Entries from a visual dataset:

************

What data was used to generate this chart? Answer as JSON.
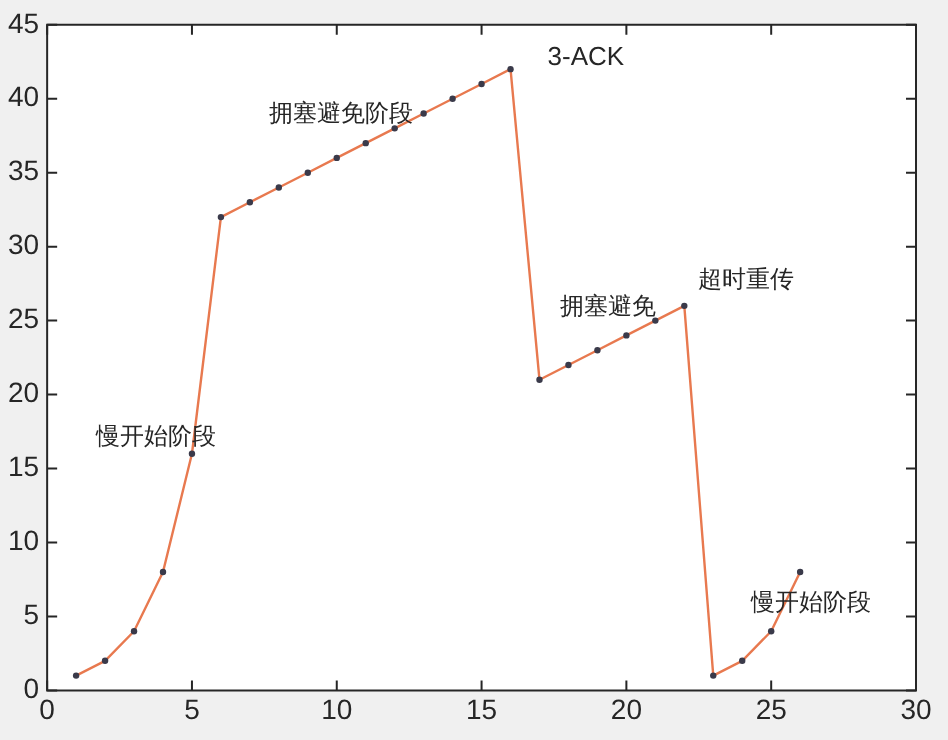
{
  "chart_data": {
    "type": "line",
    "x": [
      1,
      2,
      3,
      4,
      5,
      6,
      7,
      8,
      9,
      10,
      11,
      12,
      13,
      14,
      15,
      16,
      17,
      18,
      19,
      20,
      21,
      22,
      23,
      24,
      25,
      26
    ],
    "series": [
      {
        "color": "#e8794f",
        "values": [
          1,
          2,
          4,
          8,
          16,
          32,
          33,
          34,
          35,
          36,
          37,
          38,
          39,
          40,
          41,
          42,
          21,
          22,
          23,
          24,
          25,
          26,
          1,
          2,
          4,
          8
        ]
      }
    ],
    "xlim": [
      0,
      30
    ],
    "xticks": [
      0,
      5,
      10,
      15,
      20,
      25,
      30
    ],
    "ylim": [
      0,
      45
    ],
    "yticks": [
      0,
      5,
      10,
      15,
      20,
      25,
      30,
      35,
      40,
      45
    ],
    "grid": false,
    "legend": false,
    "marker": "circle",
    "line_style": "solid",
    "annotations": [
      "3-ACK",
      "拥塞避免阶段",
      "超时重传",
      "拥塞避免",
      "慢开始阶段",
      "慢开始阶段"
    ]
  }
}
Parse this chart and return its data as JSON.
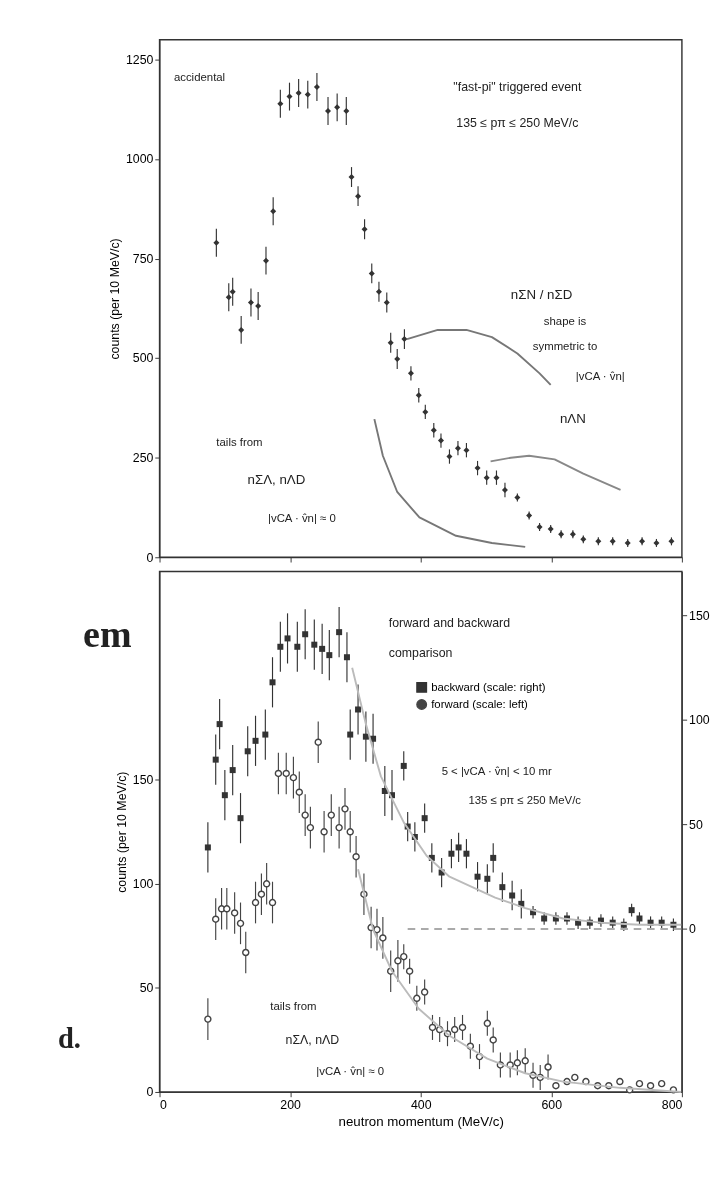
{
  "chart_data": [
    {
      "type": "scatter",
      "xlim": [
        0,
        800
      ],
      "xticks": [
        0,
        200,
        400,
        600,
        800
      ],
      "ylim": [
        0,
        1300
      ],
      "yticks": [
        0,
        250,
        500,
        750,
        1000,
        1250
      ],
      "ylabel": "counts (per 10 MeV/c)",
      "tick_labels": "y",
      "grid": false,
      "legend": false,
      "series": [
        {
          "marker": "diamond",
          "color": "#333333",
          "x": [
            87,
            106,
            112,
            125,
            140,
            151,
            163,
            174,
            185,
            199,
            213,
            227,
            241,
            258,
            272,
            286,
            294,
            304,
            314,
            325,
            336,
            348,
            354,
            364,
            375,
            385,
            397,
            407,
            420,
            431,
            444,
            457,
            470,
            487,
            501,
            516,
            529,
            548,
            566,
            582,
            599,
            615,
            633,
            649,
            672,
            694,
            717,
            739,
            761,
            784
          ],
          "values": [
            790,
            653,
            667,
            571,
            640,
            631,
            745,
            869,
            1139,
            1157,
            1166,
            1162,
            1181,
            1121,
            1130,
            1121,
            955,
            907,
            824,
            713,
            667,
            640,
            539,
            498,
            548,
            462,
            407,
            365,
            319,
            293,
            253,
            274,
            269,
            224,
            200,
            200,
            169,
            150,
            105,
            76,
            71,
            58,
            58,
            45,
            40,
            40,
            36,
            40,
            36,
            40
          ],
          "errors": [
            35,
            35,
            35,
            35,
            35,
            35,
            35,
            35,
            35,
            35,
            35,
            35,
            35,
            35,
            35,
            35,
            25,
            25,
            25,
            25,
            25,
            25,
            25,
            25,
            25,
            18,
            18,
            18,
            18,
            18,
            18,
            18,
            18,
            18,
            18,
            18,
            18,
            10,
            10,
            10,
            10,
            10,
            10,
            10,
            10,
            10,
            10,
            10,
            10,
            10
          ]
        },
        {
          "type": "line",
          "color": "#777777",
          "x": [
            379,
            426,
            470,
            509,
            548,
            582,
            599
          ],
          "values": [
            548,
            571,
            571,
            553,
            512,
            462,
            433
          ]
        },
        {
          "type": "line",
          "color": "#888888",
          "x": [
            507,
            538,
            566,
            605,
            649,
            706
          ],
          "values": [
            241,
            250,
            255,
            246,
            210,
            169
          ]
        },
        {
          "type": "line",
          "color": "#777777",
          "x": [
            329,
            342,
            364,
            398,
            454,
            509,
            560
          ],
          "values": [
            347,
            255,
            164,
            100,
            54,
            36,
            26
          ]
        }
      ],
      "annotations": [
        "accidental",
        "\"fast-pi\" triggered event",
        "135 ≤ pπ ≤ 250 MeV/c",
        "nΣN / nΣD",
        "shape is",
        "symmetric to",
        "|vCA · v̂n|",
        "nΛN",
        "tails from",
        "nΣΛ, nΛD",
        "|vCA · v̂n| ≈ 0"
      ]
    },
    {
      "type": "scatter",
      "xlim": [
        0,
        800
      ],
      "xticks": [
        0,
        200,
        400,
        600,
        800
      ],
      "ylim": [
        0,
        250
      ],
      "yticks": [
        0,
        50,
        100,
        150
      ],
      "y2lim": [
        -78,
        171
      ],
      "y2ticks": [
        0,
        50,
        100,
        150
      ],
      "xlabel": "neutron momentum (MeV/c)",
      "ylabel": "counts (per 10 MeV/c)",
      "grid": false,
      "legend": "top right",
      "series": [
        {
          "name": "backward (scale: right)",
          "axis": "y2",
          "marker": "square",
          "color": "#333333",
          "x": [
            74,
            86,
            92,
            100,
            112,
            124,
            135,
            147,
            162,
            173,
            185,
            196,
            211,
            223,
            237,
            249,
            260,
            275,
            287,
            292,
            304,
            316,
            327,
            345,
            356,
            374,
            380,
            391,
            406,
            417,
            432,
            447,
            458,
            470,
            487,
            502,
            511,
            525,
            540,
            554,
            572,
            589,
            607,
            624,
            641,
            659,
            676,
            694,
            711,
            723,
            735,
            752,
            769,
            787
          ],
          "values": [
            39,
            81,
            98,
            64,
            76,
            53,
            85,
            90,
            93,
            118,
            135,
            139,
            135,
            141,
            136,
            134,
            131,
            142,
            130,
            93,
            105,
            92,
            91,
            66,
            64,
            78,
            49,
            44,
            53,
            34,
            27,
            36,
            39,
            36,
            25,
            24,
            34,
            20,
            16,
            12,
            8,
            5,
            5,
            5,
            3,
            3,
            4,
            3,
            2,
            9,
            5,
            3,
            3,
            2
          ],
          "errors": [
            12,
            12,
            12,
            12,
            12,
            12,
            12,
            12,
            12,
            12,
            12,
            12,
            12,
            12,
            12,
            12,
            12,
            12,
            12,
            12,
            12,
            12,
            12,
            12,
            12,
            7,
            7,
            7,
            7,
            7,
            7,
            7,
            7,
            7,
            7,
            7,
            7,
            7,
            7,
            7,
            3,
            3,
            3,
            3,
            3,
            3,
            3,
            3,
            3,
            3,
            3,
            3,
            3,
            3
          ]
        },
        {
          "name": "forward (scale: left)",
          "marker": "circle",
          "color": "#444444",
          "x": [
            74,
            86,
            95,
            103,
            115,
            124,
            132,
            147,
            156,
            164,
            173,
            182,
            194,
            205,
            214,
            223,
            231,
            243,
            252,
            263,
            275,
            284,
            292,
            301,
            313,
            324,
            333,
            342,
            354,
            365,
            374,
            383,
            394,
            406,
            418,
            429,
            441,
            452,
            464,
            476,
            490,
            502,
            511,
            522,
            537,
            548,
            560,
            572,
            583,
            595,
            607,
            624,
            636,
            653,
            671,
            688,
            705,
            720,
            735,
            752,
            769,
            787
          ],
          "values": [
            35,
            83,
            88,
            88,
            86,
            81,
            67,
            91,
            95,
            100,
            91,
            153,
            153,
            151,
            144,
            133,
            127,
            168,
            125,
            133,
            127,
            136,
            125,
            113,
            95,
            79,
            78,
            74,
            58,
            63,
            65,
            58,
            45,
            48,
            31,
            30,
            28,
            30,
            31,
            22,
            17,
            33,
            25,
            13,
            13,
            14,
            15,
            8,
            7,
            12,
            3,
            5,
            7,
            5,
            3,
            3,
            5,
            1,
            4,
            3,
            4,
            1
          ],
          "errors": [
            10,
            10,
            10,
            10,
            10,
            10,
            10,
            10,
            10,
            10,
            10,
            10,
            10,
            10,
            10,
            10,
            10,
            10,
            10,
            10,
            10,
            10,
            10,
            10,
            10,
            10,
            10,
            10,
            10,
            10,
            6,
            6,
            6,
            6,
            6,
            6,
            6,
            6,
            6,
            6,
            6,
            6,
            6,
            6,
            6,
            6,
            6,
            6,
            6,
            6,
            1,
            1,
            1,
            1,
            1,
            1,
            1,
            1,
            1,
            1,
            1,
            1
          ]
        },
        {
          "type": "line",
          "axis": "y2",
          "color": "#bbbbbb",
          "x": [
            295,
            316,
            339,
            374,
            409,
            444,
            479,
            514,
            560,
            618,
            676,
            735,
            799
          ],
          "values": [
            125,
            98,
            73,
            51,
            35,
            25,
            20,
            15,
            10,
            5,
            3,
            2,
            2
          ]
        },
        {
          "type": "line",
          "color": "#bbbbbb",
          "x": [
            304,
            327,
            356,
            397,
            444,
            502,
            560,
            618,
            705,
            799
          ],
          "values": [
            107,
            78,
            58,
            40,
            27,
            16,
            9,
            5,
            2,
            0
          ]
        },
        {
          "type": "line",
          "axis": "y2",
          "line_style": "dashed",
          "color": "#aaaaaa",
          "x": [
            380,
            800
          ],
          "values": [
            0,
            0
          ]
        }
      ],
      "annotations": [
        "forward and backward",
        "comparison",
        "5 < |vCA · v̂n| < 10 mr",
        "135 ≤ pπ ≤ 250 MeV/c",
        "tails from",
        "nΣΛ, nΛD",
        "|vCA · v̂n| ≈ 0",
        "em",
        "d."
      ]
    }
  ]
}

************

- [Exercise objective]
Scan the lines for the string "right". Pick out every line that has it.

- [The completed task]
      "legend": "top right",
          "name": "backward (scale: right)",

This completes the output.